◆ Record set
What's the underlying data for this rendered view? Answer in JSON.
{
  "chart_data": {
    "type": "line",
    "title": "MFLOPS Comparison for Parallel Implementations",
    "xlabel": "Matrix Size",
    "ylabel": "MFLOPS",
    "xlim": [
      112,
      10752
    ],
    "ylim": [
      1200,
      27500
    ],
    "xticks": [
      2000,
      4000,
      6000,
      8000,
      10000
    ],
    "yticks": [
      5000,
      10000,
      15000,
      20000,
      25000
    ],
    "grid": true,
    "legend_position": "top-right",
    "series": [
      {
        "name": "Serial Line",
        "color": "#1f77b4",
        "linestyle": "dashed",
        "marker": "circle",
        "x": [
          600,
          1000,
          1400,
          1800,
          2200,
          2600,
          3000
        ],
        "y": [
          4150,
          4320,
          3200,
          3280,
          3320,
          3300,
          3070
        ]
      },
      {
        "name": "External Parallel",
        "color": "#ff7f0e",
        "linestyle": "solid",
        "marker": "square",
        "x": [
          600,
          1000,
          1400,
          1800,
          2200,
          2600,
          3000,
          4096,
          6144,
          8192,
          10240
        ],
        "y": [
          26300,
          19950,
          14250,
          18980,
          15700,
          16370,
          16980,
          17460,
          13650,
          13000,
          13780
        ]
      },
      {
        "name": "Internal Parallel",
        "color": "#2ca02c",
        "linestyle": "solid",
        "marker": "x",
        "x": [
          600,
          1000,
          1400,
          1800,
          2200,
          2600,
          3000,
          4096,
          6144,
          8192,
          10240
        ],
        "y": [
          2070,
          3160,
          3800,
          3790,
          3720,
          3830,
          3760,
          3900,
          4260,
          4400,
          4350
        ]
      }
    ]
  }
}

◆ Exercise
Write out every entry above, word for word.

◆ Written answer
What's the underlying data for this rendered view? Answer in JSON.
{
  "chart_data": {
    "type": "line",
    "title": "MFLOPS Comparison for Parallel Implementations",
    "xlabel": "Matrix Size",
    "ylabel": "MFLOPS",
    "xlim": [
      112,
      10752
    ],
    "ylim": [
      1200,
      27500
    ],
    "xticks": [
      2000,
      4000,
      6000,
      8000,
      10000
    ],
    "yticks": [
      5000,
      10000,
      15000,
      20000,
      25000
    ],
    "grid": true,
    "legend_position": "top-right",
    "series": [
      {
        "name": "Serial Line",
        "color": "#1f77b4",
        "linestyle": "dashed",
        "marker": "circle",
        "x": [
          600,
          1000,
          1400,
          1800,
          2200,
          2600,
          3000
        ],
        "y": [
          4150,
          4320,
          3200,
          3280,
          3320,
          3300,
          3070
        ]
      },
      {
        "name": "External Parallel",
        "color": "#ff7f0e",
        "linestyle": "solid",
        "marker": "square",
        "x": [
          600,
          1000,
          1400,
          1800,
          2200,
          2600,
          3000,
          4096,
          6144,
          8192,
          10240
        ],
        "y": [
          26300,
          19950,
          14250,
          18980,
          15700,
          16370,
          16980,
          17460,
          13650,
          13000,
          13780
        ]
      },
      {
        "name": "Internal Parallel",
        "color": "#2ca02c",
        "linestyle": "solid",
        "marker": "x",
        "x": [
          600,
          1000,
          1400,
          1800,
          2200,
          2600,
          3000,
          4096,
          6144,
          8192,
          10240
        ],
        "y": [
          2070,
          3160,
          3800,
          3790,
          3720,
          3830,
          3760,
          3900,
          4260,
          4400,
          4350
        ]
      }
    ]
  }
}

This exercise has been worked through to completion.